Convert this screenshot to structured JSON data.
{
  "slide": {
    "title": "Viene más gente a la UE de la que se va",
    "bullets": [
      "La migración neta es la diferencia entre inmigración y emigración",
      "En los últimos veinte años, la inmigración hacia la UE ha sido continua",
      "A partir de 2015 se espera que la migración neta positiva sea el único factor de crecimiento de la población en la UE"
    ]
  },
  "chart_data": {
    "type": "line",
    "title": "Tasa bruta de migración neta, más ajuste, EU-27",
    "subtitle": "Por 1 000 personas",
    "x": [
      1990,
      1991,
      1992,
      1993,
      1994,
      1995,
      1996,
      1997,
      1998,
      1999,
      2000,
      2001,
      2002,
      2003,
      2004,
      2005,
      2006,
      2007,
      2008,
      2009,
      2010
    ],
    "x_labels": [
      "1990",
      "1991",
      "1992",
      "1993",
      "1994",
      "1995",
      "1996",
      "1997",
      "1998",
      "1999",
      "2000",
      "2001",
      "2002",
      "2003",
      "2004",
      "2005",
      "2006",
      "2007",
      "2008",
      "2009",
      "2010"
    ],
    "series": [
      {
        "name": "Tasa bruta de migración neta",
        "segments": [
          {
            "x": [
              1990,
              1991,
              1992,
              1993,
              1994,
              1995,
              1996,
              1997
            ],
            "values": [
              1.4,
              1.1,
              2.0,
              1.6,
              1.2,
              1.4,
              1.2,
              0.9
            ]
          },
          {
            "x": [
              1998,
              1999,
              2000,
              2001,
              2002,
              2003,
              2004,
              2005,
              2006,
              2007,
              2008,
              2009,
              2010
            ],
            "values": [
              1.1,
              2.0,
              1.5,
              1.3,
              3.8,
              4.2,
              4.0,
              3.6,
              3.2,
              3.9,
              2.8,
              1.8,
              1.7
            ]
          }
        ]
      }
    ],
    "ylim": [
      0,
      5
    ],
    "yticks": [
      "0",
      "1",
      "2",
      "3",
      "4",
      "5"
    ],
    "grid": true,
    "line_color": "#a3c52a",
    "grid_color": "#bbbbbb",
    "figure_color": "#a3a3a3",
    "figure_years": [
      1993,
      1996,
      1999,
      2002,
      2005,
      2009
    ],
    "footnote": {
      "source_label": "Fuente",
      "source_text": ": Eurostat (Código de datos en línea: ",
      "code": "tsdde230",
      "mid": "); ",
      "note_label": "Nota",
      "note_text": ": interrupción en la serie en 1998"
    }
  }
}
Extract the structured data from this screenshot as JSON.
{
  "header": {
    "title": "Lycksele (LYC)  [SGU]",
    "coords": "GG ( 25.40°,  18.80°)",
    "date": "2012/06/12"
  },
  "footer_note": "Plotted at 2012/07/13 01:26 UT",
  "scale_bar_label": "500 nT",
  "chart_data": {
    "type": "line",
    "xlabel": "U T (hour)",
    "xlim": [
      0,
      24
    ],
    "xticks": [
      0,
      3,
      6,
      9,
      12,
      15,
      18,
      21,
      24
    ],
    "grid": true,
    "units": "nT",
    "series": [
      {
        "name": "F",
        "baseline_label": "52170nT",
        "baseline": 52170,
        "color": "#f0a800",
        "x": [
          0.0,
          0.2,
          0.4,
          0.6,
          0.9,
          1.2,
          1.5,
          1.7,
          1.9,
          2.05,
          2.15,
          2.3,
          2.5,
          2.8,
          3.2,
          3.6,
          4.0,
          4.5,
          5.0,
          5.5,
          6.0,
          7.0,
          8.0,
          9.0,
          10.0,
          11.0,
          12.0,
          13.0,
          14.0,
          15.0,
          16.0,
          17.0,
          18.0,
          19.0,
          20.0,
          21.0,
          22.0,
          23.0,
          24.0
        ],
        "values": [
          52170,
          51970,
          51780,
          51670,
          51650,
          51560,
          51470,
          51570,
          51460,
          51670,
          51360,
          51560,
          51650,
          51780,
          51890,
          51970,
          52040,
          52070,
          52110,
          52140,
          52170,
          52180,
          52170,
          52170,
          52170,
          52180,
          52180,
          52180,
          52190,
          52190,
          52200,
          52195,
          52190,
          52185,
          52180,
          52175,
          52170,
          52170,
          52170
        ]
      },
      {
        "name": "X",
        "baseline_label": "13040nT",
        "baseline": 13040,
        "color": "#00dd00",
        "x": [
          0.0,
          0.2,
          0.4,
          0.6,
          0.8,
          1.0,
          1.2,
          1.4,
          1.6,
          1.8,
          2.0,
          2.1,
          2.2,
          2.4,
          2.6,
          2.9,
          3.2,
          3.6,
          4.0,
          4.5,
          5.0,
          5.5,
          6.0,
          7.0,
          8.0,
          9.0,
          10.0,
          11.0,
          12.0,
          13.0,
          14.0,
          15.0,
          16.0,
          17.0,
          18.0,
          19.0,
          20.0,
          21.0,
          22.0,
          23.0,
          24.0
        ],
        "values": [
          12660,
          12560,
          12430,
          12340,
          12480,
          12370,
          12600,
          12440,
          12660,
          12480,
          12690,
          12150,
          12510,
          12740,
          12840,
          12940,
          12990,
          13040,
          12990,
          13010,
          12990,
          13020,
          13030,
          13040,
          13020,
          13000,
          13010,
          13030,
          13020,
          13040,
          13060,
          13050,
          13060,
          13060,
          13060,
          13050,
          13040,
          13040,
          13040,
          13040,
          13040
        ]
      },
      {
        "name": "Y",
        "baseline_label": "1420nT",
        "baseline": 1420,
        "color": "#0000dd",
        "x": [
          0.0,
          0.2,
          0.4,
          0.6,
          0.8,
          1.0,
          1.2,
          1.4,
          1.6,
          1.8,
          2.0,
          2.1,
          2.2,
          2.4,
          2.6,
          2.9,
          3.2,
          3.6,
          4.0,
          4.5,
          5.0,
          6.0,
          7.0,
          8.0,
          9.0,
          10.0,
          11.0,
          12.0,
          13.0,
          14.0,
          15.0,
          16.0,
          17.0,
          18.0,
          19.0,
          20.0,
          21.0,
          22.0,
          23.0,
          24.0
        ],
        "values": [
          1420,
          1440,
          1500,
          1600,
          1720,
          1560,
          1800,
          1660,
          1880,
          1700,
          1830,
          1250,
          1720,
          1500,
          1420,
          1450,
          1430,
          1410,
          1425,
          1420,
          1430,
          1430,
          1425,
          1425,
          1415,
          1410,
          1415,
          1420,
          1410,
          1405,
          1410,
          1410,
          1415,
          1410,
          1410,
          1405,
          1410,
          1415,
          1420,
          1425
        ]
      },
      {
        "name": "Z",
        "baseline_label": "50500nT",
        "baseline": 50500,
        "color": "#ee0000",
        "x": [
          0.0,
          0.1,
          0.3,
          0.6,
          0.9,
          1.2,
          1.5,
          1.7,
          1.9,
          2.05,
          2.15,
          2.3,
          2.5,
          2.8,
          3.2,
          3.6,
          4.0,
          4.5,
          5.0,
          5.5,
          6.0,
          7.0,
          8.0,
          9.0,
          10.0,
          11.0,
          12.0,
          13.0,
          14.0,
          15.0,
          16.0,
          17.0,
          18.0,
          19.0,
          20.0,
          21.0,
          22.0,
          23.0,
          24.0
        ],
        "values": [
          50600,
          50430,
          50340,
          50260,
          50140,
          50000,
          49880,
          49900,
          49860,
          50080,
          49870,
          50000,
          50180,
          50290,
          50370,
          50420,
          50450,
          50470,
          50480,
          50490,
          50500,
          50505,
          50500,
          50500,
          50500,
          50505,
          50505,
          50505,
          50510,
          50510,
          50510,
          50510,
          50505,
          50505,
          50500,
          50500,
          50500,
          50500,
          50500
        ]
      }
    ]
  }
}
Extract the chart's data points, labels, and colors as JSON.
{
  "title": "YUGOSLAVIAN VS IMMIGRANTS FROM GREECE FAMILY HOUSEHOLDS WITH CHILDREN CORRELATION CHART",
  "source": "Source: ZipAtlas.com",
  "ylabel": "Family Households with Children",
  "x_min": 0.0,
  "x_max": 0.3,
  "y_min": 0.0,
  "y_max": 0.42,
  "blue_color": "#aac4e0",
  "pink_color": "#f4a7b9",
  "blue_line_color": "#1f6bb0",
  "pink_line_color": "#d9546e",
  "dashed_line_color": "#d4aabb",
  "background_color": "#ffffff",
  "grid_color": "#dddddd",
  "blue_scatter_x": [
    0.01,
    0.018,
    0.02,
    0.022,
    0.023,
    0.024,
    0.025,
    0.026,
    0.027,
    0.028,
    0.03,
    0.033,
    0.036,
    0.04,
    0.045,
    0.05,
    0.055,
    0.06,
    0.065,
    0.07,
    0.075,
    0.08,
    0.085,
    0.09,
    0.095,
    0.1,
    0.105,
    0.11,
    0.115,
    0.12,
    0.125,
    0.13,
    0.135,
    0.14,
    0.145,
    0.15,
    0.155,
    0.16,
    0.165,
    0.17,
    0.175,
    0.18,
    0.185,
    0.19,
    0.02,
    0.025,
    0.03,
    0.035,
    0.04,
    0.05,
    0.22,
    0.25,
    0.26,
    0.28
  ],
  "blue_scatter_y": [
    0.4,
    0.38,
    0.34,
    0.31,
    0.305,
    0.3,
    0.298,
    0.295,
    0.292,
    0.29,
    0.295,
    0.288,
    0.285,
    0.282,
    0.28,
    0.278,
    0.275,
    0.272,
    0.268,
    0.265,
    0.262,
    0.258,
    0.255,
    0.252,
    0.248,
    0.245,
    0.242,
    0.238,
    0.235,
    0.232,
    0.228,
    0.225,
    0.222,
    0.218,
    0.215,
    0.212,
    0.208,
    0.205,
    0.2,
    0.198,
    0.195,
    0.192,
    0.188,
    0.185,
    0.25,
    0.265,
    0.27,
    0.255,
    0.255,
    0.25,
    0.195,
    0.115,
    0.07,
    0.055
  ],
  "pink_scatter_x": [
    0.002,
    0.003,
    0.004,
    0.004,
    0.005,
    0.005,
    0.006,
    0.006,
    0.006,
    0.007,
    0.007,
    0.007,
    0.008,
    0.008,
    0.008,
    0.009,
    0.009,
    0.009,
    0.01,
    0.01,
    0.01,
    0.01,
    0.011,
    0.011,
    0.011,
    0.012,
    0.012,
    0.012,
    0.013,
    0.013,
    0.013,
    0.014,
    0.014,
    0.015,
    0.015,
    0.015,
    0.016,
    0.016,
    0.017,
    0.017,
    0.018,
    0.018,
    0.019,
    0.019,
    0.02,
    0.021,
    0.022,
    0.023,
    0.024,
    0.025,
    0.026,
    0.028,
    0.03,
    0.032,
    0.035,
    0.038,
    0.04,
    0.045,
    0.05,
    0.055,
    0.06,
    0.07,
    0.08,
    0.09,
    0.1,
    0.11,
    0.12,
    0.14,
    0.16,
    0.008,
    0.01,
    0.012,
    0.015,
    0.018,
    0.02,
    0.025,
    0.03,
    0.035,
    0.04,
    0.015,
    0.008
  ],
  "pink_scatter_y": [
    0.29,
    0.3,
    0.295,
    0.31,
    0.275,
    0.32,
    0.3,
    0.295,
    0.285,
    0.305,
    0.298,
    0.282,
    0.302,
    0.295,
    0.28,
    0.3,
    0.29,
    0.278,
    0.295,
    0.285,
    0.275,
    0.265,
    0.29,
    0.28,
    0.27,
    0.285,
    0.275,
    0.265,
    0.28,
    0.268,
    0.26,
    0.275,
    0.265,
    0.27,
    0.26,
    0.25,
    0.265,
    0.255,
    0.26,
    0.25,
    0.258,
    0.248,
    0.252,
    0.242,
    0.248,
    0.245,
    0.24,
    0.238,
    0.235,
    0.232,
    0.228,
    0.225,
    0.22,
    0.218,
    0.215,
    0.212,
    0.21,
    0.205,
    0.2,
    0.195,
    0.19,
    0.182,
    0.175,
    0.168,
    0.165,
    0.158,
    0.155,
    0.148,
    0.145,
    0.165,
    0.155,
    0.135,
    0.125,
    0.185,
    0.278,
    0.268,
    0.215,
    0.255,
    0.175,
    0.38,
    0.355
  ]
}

> [YOUR GOAL]: Scan the material above for the string "neta" and return the lines that hold it.

> [EXERCISE RESULT]:
      "La migración neta es la diferencia entre inmigración y emigración",
      "A partir de 2015 se espera que la migración neta positiva sea el único factor de crecimiento de la población en la UE"
    "title": "Tasa bruta de migración neta, más ajuste, EU-27",
        "name": "Tasa bruta de migración neta",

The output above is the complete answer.